[START OF Working data]

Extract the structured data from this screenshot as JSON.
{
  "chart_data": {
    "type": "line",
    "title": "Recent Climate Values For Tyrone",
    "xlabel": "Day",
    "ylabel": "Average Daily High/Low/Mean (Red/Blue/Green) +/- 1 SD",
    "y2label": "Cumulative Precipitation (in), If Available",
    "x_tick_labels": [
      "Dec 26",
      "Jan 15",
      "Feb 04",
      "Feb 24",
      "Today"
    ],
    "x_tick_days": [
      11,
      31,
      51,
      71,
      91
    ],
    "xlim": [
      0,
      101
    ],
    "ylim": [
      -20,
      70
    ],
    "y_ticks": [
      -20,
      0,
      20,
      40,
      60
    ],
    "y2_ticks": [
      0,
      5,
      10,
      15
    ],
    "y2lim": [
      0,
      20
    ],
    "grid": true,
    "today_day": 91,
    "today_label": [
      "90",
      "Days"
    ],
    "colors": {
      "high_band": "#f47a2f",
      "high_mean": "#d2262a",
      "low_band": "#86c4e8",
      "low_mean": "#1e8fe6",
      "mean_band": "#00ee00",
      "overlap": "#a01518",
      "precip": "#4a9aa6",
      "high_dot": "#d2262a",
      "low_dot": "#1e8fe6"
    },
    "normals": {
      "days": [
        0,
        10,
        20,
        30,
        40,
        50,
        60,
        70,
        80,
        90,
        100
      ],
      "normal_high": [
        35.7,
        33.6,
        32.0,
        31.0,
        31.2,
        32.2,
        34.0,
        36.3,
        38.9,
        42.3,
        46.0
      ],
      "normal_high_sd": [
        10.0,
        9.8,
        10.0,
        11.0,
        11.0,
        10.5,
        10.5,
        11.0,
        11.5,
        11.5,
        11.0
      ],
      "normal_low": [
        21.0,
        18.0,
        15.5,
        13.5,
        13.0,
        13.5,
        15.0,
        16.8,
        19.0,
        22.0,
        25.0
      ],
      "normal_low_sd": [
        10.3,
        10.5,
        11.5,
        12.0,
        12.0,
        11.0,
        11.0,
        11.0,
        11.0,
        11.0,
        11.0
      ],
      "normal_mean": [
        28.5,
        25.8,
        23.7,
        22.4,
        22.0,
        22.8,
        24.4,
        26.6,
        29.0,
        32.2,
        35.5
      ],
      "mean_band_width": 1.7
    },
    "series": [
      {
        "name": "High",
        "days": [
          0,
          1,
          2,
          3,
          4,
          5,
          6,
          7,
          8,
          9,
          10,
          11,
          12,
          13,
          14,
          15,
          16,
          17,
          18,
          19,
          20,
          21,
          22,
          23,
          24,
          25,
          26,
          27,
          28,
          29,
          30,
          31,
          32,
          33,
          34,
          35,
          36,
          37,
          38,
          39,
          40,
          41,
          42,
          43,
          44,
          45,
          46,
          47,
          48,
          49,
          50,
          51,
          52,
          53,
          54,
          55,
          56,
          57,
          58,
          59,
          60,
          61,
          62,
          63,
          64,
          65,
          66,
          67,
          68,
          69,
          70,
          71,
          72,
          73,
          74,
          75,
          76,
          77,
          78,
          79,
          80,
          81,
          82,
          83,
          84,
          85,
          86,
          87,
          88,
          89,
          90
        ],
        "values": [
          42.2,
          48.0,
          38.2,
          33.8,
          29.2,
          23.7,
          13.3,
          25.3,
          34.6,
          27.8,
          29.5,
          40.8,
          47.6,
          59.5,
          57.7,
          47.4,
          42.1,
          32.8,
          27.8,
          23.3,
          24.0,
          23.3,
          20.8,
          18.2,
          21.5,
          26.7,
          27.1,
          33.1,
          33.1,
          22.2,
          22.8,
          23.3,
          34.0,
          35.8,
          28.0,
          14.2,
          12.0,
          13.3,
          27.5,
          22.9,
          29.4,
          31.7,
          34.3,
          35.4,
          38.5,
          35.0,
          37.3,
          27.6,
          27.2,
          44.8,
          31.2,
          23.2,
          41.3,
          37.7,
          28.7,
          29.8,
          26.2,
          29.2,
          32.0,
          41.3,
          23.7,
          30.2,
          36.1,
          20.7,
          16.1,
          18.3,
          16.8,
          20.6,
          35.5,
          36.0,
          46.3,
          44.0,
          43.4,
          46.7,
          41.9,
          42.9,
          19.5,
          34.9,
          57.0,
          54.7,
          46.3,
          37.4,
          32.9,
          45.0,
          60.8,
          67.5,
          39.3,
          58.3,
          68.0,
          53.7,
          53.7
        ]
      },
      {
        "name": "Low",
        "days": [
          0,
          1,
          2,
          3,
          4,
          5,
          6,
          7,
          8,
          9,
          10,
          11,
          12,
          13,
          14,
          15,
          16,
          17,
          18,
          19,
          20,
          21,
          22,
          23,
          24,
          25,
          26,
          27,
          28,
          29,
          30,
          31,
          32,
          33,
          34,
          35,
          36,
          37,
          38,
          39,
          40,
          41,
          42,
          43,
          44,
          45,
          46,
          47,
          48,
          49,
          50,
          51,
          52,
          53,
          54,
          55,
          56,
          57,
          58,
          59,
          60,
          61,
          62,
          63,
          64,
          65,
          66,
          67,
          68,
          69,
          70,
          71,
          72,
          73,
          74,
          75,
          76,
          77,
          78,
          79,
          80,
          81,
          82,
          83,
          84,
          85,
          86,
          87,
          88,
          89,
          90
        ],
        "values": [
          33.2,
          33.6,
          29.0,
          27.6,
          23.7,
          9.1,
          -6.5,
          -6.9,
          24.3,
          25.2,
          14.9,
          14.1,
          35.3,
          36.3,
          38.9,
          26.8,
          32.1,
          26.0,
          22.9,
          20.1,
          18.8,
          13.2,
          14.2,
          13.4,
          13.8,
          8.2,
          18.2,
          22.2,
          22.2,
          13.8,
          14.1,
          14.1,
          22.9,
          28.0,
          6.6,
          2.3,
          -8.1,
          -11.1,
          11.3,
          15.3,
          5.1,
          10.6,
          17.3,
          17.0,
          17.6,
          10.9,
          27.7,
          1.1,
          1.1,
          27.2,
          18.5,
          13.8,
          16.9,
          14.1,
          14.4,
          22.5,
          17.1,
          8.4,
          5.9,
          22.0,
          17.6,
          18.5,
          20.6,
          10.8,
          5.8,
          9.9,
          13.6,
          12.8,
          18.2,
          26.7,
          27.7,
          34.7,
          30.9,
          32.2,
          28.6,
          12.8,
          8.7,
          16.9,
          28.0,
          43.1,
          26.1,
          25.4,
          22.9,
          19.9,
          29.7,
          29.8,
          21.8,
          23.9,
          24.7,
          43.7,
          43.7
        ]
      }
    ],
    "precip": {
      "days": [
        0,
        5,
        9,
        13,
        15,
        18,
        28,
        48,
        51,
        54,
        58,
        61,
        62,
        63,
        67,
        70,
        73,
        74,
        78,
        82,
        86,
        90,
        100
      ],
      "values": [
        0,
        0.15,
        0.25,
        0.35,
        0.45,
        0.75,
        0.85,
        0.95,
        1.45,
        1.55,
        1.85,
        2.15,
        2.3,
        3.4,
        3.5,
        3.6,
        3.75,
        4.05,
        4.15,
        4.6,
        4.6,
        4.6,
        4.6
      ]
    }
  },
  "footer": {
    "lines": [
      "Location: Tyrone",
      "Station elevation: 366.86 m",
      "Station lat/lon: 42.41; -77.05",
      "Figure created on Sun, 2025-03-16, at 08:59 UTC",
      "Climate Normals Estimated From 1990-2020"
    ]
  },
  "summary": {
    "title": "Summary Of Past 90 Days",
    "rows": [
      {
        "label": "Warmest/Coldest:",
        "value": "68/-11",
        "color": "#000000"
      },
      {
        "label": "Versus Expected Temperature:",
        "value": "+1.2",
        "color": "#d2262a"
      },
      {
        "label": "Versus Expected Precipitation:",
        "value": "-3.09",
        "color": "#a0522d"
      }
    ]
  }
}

[END OF Working data]

== Task prompt ==
Your task is to repeat the data exactly, with nothing left out.

== Output for this task ==
Extract the structured data from this screenshot as JSON.
{
  "chart_data": {
    "type": "line",
    "title": "Recent Climate Values For Tyrone",
    "xlabel": "Day",
    "ylabel": "Average Daily High/Low/Mean (Red/Blue/Green) +/- 1 SD",
    "y2label": "Cumulative Precipitation (in), If Available",
    "x_tick_labels": [
      "Dec 26",
      "Jan 15",
      "Feb 04",
      "Feb 24",
      "Today"
    ],
    "x_tick_days": [
      11,
      31,
      51,
      71,
      91
    ],
    "xlim": [
      0,
      101
    ],
    "ylim": [
      -20,
      70
    ],
    "y_ticks": [
      -20,
      0,
      20,
      40,
      60
    ],
    "y2_ticks": [
      0,
      5,
      10,
      15
    ],
    "y2lim": [
      0,
      20
    ],
    "grid": true,
    "today_day": 91,
    "today_label": [
      "90",
      "Days"
    ],
    "colors": {
      "high_band": "#f47a2f",
      "high_mean": "#d2262a",
      "low_band": "#86c4e8",
      "low_mean": "#1e8fe6",
      "mean_band": "#00ee00",
      "overlap": "#a01518",
      "precip": "#4a9aa6",
      "high_dot": "#d2262a",
      "low_dot": "#1e8fe6"
    },
    "normals": {
      "days": [
        0,
        10,
        20,
        30,
        40,
        50,
        60,
        70,
        80,
        90,
        100
      ],
      "normal_high": [
        35.7,
        33.6,
        32.0,
        31.0,
        31.2,
        32.2,
        34.0,
        36.3,
        38.9,
        42.3,
        46.0
      ],
      "normal_high_sd": [
        10.0,
        9.8,
        10.0,
        11.0,
        11.0,
        10.5,
        10.5,
        11.0,
        11.5,
        11.5,
        11.0
      ],
      "normal_low": [
        21.0,
        18.0,
        15.5,
        13.5,
        13.0,
        13.5,
        15.0,
        16.8,
        19.0,
        22.0,
        25.0
      ],
      "normal_low_sd": [
        10.3,
        10.5,
        11.5,
        12.0,
        12.0,
        11.0,
        11.0,
        11.0,
        11.0,
        11.0,
        11.0
      ],
      "normal_mean": [
        28.5,
        25.8,
        23.7,
        22.4,
        22.0,
        22.8,
        24.4,
        26.6,
        29.0,
        32.2,
        35.5
      ],
      "mean_band_width": 1.7
    },
    "series": [
      {
        "name": "High",
        "days": [
          0,
          1,
          2,
          3,
          4,
          5,
          6,
          7,
          8,
          9,
          10,
          11,
          12,
          13,
          14,
          15,
          16,
          17,
          18,
          19,
          20,
          21,
          22,
          23,
          24,
          25,
          26,
          27,
          28,
          29,
          30,
          31,
          32,
          33,
          34,
          35,
          36,
          37,
          38,
          39,
          40,
          41,
          42,
          43,
          44,
          45,
          46,
          47,
          48,
          49,
          50,
          51,
          52,
          53,
          54,
          55,
          56,
          57,
          58,
          59,
          60,
          61,
          62,
          63,
          64,
          65,
          66,
          67,
          68,
          69,
          70,
          71,
          72,
          73,
          74,
          75,
          76,
          77,
          78,
          79,
          80,
          81,
          82,
          83,
          84,
          85,
          86,
          87,
          88,
          89,
          90
        ],
        "values": [
          42.2,
          48.0,
          38.2,
          33.8,
          29.2,
          23.7,
          13.3,
          25.3,
          34.6,
          27.8,
          29.5,
          40.8,
          47.6,
          59.5,
          57.7,
          47.4,
          42.1,
          32.8,
          27.8,
          23.3,
          24.0,
          23.3,
          20.8,
          18.2,
          21.5,
          26.7,
          27.1,
          33.1,
          33.1,
          22.2,
          22.8,
          23.3,
          34.0,
          35.8,
          28.0,
          14.2,
          12.0,
          13.3,
          27.5,
          22.9,
          29.4,
          31.7,
          34.3,
          35.4,
          38.5,
          35.0,
          37.3,
          27.6,
          27.2,
          44.8,
          31.2,
          23.2,
          41.3,
          37.7,
          28.7,
          29.8,
          26.2,
          29.2,
          32.0,
          41.3,
          23.7,
          30.2,
          36.1,
          20.7,
          16.1,
          18.3,
          16.8,
          20.6,
          35.5,
          36.0,
          46.3,
          44.0,
          43.4,
          46.7,
          41.9,
          42.9,
          19.5,
          34.9,
          57.0,
          54.7,
          46.3,
          37.4,
          32.9,
          45.0,
          60.8,
          67.5,
          39.3,
          58.3,
          68.0,
          53.7,
          53.7
        ]
      },
      {
        "name": "Low",
        "days": [
          0,
          1,
          2,
          3,
          4,
          5,
          6,
          7,
          8,
          9,
          10,
          11,
          12,
          13,
          14,
          15,
          16,
          17,
          18,
          19,
          20,
          21,
          22,
          23,
          24,
          25,
          26,
          27,
          28,
          29,
          30,
          31,
          32,
          33,
          34,
          35,
          36,
          37,
          38,
          39,
          40,
          41,
          42,
          43,
          44,
          45,
          46,
          47,
          48,
          49,
          50,
          51,
          52,
          53,
          54,
          55,
          56,
          57,
          58,
          59,
          60,
          61,
          62,
          63,
          64,
          65,
          66,
          67,
          68,
          69,
          70,
          71,
          72,
          73,
          74,
          75,
          76,
          77,
          78,
          79,
          80,
          81,
          82,
          83,
          84,
          85,
          86,
          87,
          88,
          89,
          90
        ],
        "values": [
          33.2,
          33.6,
          29.0,
          27.6,
          23.7,
          9.1,
          -6.5,
          -6.9,
          24.3,
          25.2,
          14.9,
          14.1,
          35.3,
          36.3,
          38.9,
          26.8,
          32.1,
          26.0,
          22.9,
          20.1,
          18.8,
          13.2,
          14.2,
          13.4,
          13.8,
          8.2,
          18.2,
          22.2,
          22.2,
          13.8,
          14.1,
          14.1,
          22.9,
          28.0,
          6.6,
          2.3,
          -8.1,
          -11.1,
          11.3,
          15.3,
          5.1,
          10.6,
          17.3,
          17.0,
          17.6,
          10.9,
          27.7,
          1.1,
          1.1,
          27.2,
          18.5,
          13.8,
          16.9,
          14.1,
          14.4,
          22.5,
          17.1,
          8.4,
          5.9,
          22.0,
          17.6,
          18.5,
          20.6,
          10.8,
          5.8,
          9.9,
          13.6,
          12.8,
          18.2,
          26.7,
          27.7,
          34.7,
          30.9,
          32.2,
          28.6,
          12.8,
          8.7,
          16.9,
          28.0,
          43.1,
          26.1,
          25.4,
          22.9,
          19.9,
          29.7,
          29.8,
          21.8,
          23.9,
          24.7,
          43.7,
          43.7
        ]
      }
    ],
    "precip": {
      "days": [
        0,
        5,
        9,
        13,
        15,
        18,
        28,
        48,
        51,
        54,
        58,
        61,
        62,
        63,
        67,
        70,
        73,
        74,
        78,
        82,
        86,
        90,
        100
      ],
      "values": [
        0,
        0.15,
        0.25,
        0.35,
        0.45,
        0.75,
        0.85,
        0.95,
        1.45,
        1.55,
        1.85,
        2.15,
        2.3,
        3.4,
        3.5,
        3.6,
        3.75,
        4.05,
        4.15,
        4.6,
        4.6,
        4.6,
        4.6
      ]
    }
  },
  "footer": {
    "lines": [
      "Location: Tyrone",
      "Station elevation: 366.86 m",
      "Station lat/lon: 42.41; -77.05",
      "Figure created on Sun, 2025-03-16, at 08:59 UTC",
      "Climate Normals Estimated From 1990-2020"
    ]
  },
  "summary": {
    "title": "Summary Of Past 90 Days",
    "rows": [
      {
        "label": "Warmest/Coldest:",
        "value": "68/-11",
        "color": "#000000"
      },
      {
        "label": "Versus Expected Temperature:",
        "value": "+1.2",
        "color": "#d2262a"
      },
      {
        "label": "Versus Expected Precipitation:",
        "value": "-3.09",
        "color": "#a0522d"
      }
    ]
  }
}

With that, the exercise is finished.